## BEGIN Exercise input

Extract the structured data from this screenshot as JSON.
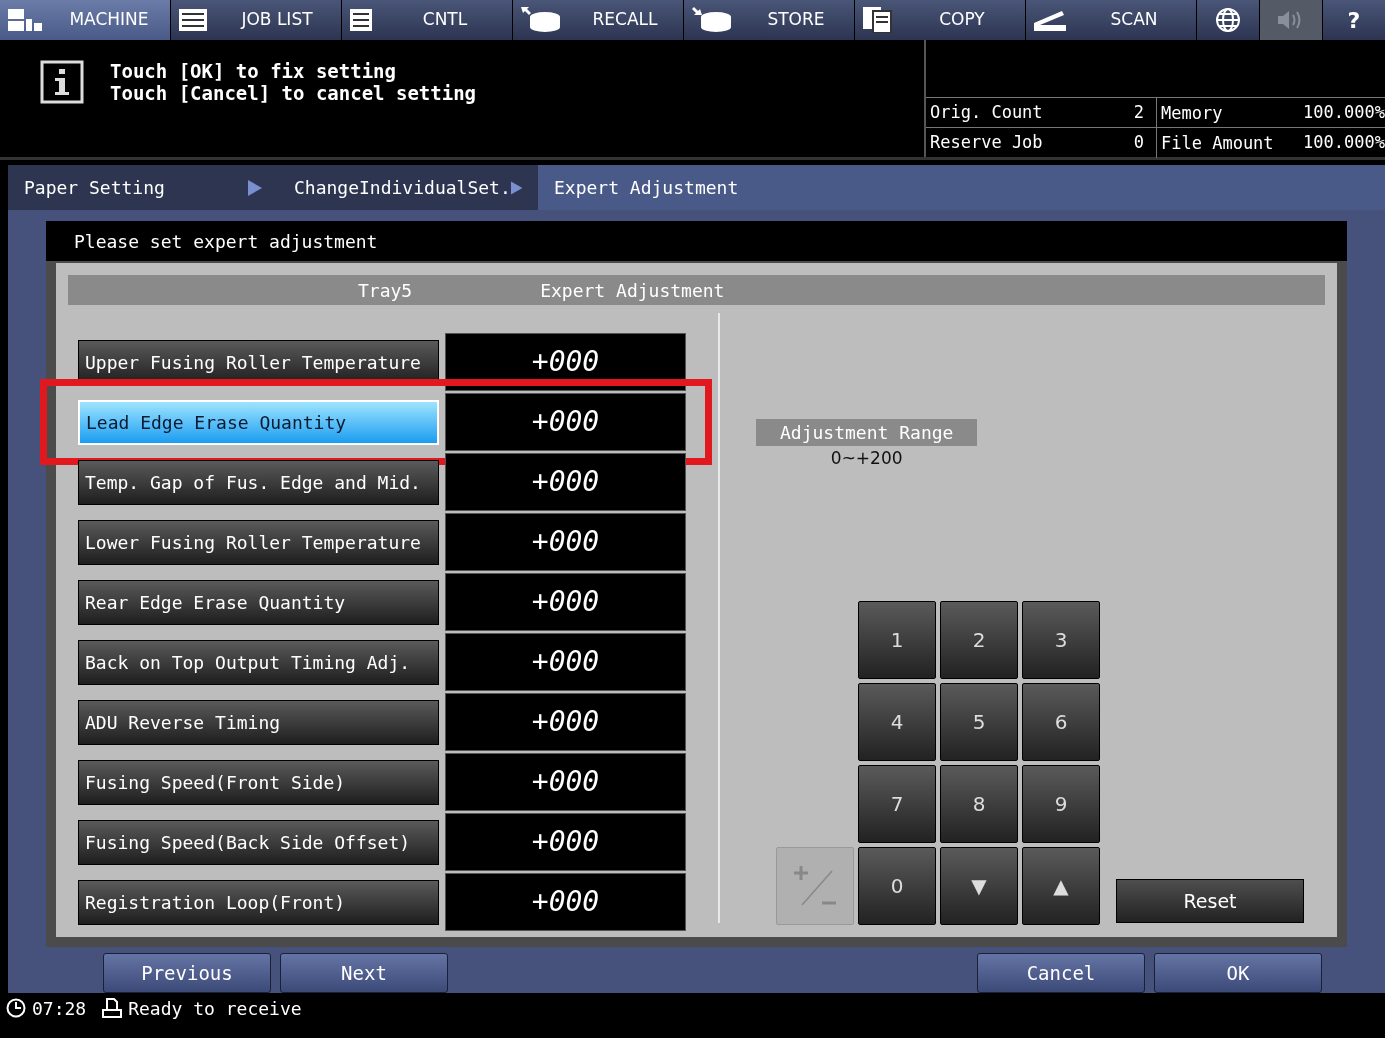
{
  "top_tabs": [
    {
      "label": "MACHINE",
      "kind": "machine",
      "selected": true
    },
    {
      "label": "JOB LIST",
      "kind": "list",
      "selected": false
    },
    {
      "label": "CNTL",
      "kind": "cntl",
      "selected": false
    },
    {
      "label": "RECALL",
      "kind": "recall",
      "selected": false
    },
    {
      "label": "STORE",
      "kind": "store",
      "selected": false
    },
    {
      "label": "COPY",
      "kind": "copy",
      "selected": false
    },
    {
      "label": "SCAN",
      "kind": "scan",
      "selected": false
    }
  ],
  "tool_buttons": [
    {
      "kind": "globe",
      "disabled": false
    },
    {
      "kind": "speaker",
      "disabled": true
    },
    {
      "kind": "help",
      "label": "?",
      "disabled": false
    }
  ],
  "message": {
    "lines": [
      "Touch [OK] to fix setting",
      "Touch [Cancel] to cancel setting"
    ]
  },
  "counters": [
    {
      "label": "Orig. Count",
      "value": "2",
      "memory_label": "Memory",
      "memory_value": "100.000%"
    },
    {
      "label": "Reserve Job",
      "value": "0",
      "memory_label": "File Amount",
      "memory_value": "100.000%"
    }
  ],
  "breadcrumb": [
    {
      "label": "Paper Setting",
      "selected": false
    },
    {
      "label": "ChangeIndividualSet.",
      "selected": false
    },
    {
      "label": "Expert Adjustment",
      "selected": true
    }
  ],
  "instruction": "Please set expert adjustment",
  "panel": {
    "tray": "Tray5",
    "title": "Expert Adjustment"
  },
  "items": [
    {
      "label": "Upper Fusing Roller Temperature",
      "value": "+000",
      "selected": false
    },
    {
      "label": "Lead Edge Erase Quantity",
      "value": "+000",
      "selected": true
    },
    {
      "label": "Temp. Gap of Fus. Edge and Mid.",
      "value": "+000",
      "selected": false
    },
    {
      "label": "Lower Fusing Roller Temperature",
      "value": "+000",
      "selected": false
    },
    {
      "label": "Rear Edge Erase Quantity",
      "value": "+000",
      "selected": false
    },
    {
      "label": "Back on Top Output Timing Adj.",
      "value": "+000",
      "selected": false
    },
    {
      "label": "ADU Reverse Timing",
      "value": "+000",
      "selected": false
    },
    {
      "label": "Fusing Speed(Front Side)",
      "value": "+000",
      "selected": false
    },
    {
      "label": "Fusing Speed(Back Side Offset)",
      "value": "+000",
      "selected": false
    },
    {
      "label": "Registration Loop(Front)",
      "value": "+000",
      "selected": false
    }
  ],
  "range": {
    "label": "Adjustment Range",
    "value": "0~+200"
  },
  "keypad": [
    {
      "kind": "key",
      "label": "1"
    },
    {
      "kind": "key",
      "label": "2"
    },
    {
      "kind": "key",
      "label": "3"
    },
    {
      "kind": "key",
      "label": "4"
    },
    {
      "kind": "key",
      "label": "5"
    },
    {
      "kind": "key",
      "label": "6"
    },
    {
      "kind": "key",
      "label": "7"
    },
    {
      "kind": "key",
      "label": "8"
    },
    {
      "kind": "key",
      "label": "9"
    },
    {
      "kind": "sign",
      "disabled": true
    },
    {
      "kind": "key",
      "label": "0"
    },
    {
      "kind": "key",
      "label": "▼"
    },
    {
      "kind": "key",
      "label": "▲"
    }
  ],
  "reset_button": "Reset",
  "nav_buttons_left": [
    "Previous",
    "Next"
  ],
  "nav_buttons_right": [
    "Cancel",
    "OK"
  ],
  "status_bar": {
    "time": "07:28",
    "text": "Ready to receive"
  }
}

## END Exercise input

Print the records above exactly as they stand, but leave out the pictures.

Expected answer –
Extract the structured data from this screenshot as JSON.
{
  "top_tabs": [
    {
      "label": "MACHINE",
      "kind": "machine",
      "selected": true
    },
    {
      "label": "JOB LIST",
      "kind": "list",
      "selected": false
    },
    {
      "label": "CNTL",
      "kind": "cntl",
      "selected": false
    },
    {
      "label": "RECALL",
      "kind": "recall",
      "selected": false
    },
    {
      "label": "STORE",
      "kind": "store",
      "selected": false
    },
    {
      "label": "COPY",
      "kind": "copy",
      "selected": false
    },
    {
      "label": "SCAN",
      "kind": "scan",
      "selected": false
    }
  ],
  "tool_buttons": [
    {
      "kind": "globe",
      "disabled": false
    },
    {
      "kind": "speaker",
      "disabled": true
    },
    {
      "kind": "help",
      "label": "?",
      "disabled": false
    }
  ],
  "message": {
    "lines": [
      "Touch [OK] to fix setting",
      "Touch [Cancel] to cancel setting"
    ]
  },
  "counters": [
    {
      "label": "Orig. Count",
      "value": "2",
      "memory_label": "Memory",
      "memory_value": "100.000%"
    },
    {
      "label": "Reserve Job",
      "value": "0",
      "memory_label": "File Amount",
      "memory_value": "100.000%"
    }
  ],
  "breadcrumb": [
    {
      "label": "Paper Setting",
      "selected": false
    },
    {
      "label": "ChangeIndividualSet.",
      "selected": false
    },
    {
      "label": "Expert Adjustment",
      "selected": true
    }
  ],
  "instruction": "Please set expert adjustment",
  "panel": {
    "tray": "Tray5",
    "title": "Expert Adjustment"
  },
  "items": [
    {
      "label": "Upper Fusing Roller Temperature",
      "value": "+000",
      "selected": false
    },
    {
      "label": "Lead Edge Erase Quantity",
      "value": "+000",
      "selected": true
    },
    {
      "label": "Temp. Gap of Fus. Edge and Mid.",
      "value": "+000",
      "selected": false
    },
    {
      "label": "Lower Fusing Roller Temperature",
      "value": "+000",
      "selected": false
    },
    {
      "label": "Rear Edge Erase Quantity",
      "value": "+000",
      "selected": false
    },
    {
      "label": "Back on Top Output Timing Adj.",
      "value": "+000",
      "selected": false
    },
    {
      "label": "ADU Reverse Timing",
      "value": "+000",
      "selected": false
    },
    {
      "label": "Fusing Speed(Front Side)",
      "value": "+000",
      "selected": false
    },
    {
      "label": "Fusing Speed(Back Side Offset)",
      "value": "+000",
      "selected": false
    },
    {
      "label": "Registration Loop(Front)",
      "value": "+000",
      "selected": false
    }
  ],
  "range": {
    "label": "Adjustment Range",
    "value": "0~+200"
  },
  "keypad": [
    {
      "kind": "key",
      "label": "1"
    },
    {
      "kind": "key",
      "label": "2"
    },
    {
      "kind": "key",
      "label": "3"
    },
    {
      "kind": "key",
      "label": "4"
    },
    {
      "kind": "key",
      "label": "5"
    },
    {
      "kind": "key",
      "label": "6"
    },
    {
      "kind": "key",
      "label": "7"
    },
    {
      "kind": "key",
      "label": "8"
    },
    {
      "kind": "key",
      "label": "9"
    },
    {
      "kind": "sign",
      "disabled": true
    },
    {
      "kind": "key",
      "label": "0"
    },
    {
      "kind": "key",
      "label": "▼"
    },
    {
      "kind": "key",
      "label": "▲"
    }
  ],
  "reset_button": "Reset",
  "nav_buttons_left": [
    "Previous",
    "Next"
  ],
  "nav_buttons_right": [
    "Cancel",
    "OK"
  ],
  "status_bar": {
    "time": "07:28",
    "text": "Ready to receive"
  }
}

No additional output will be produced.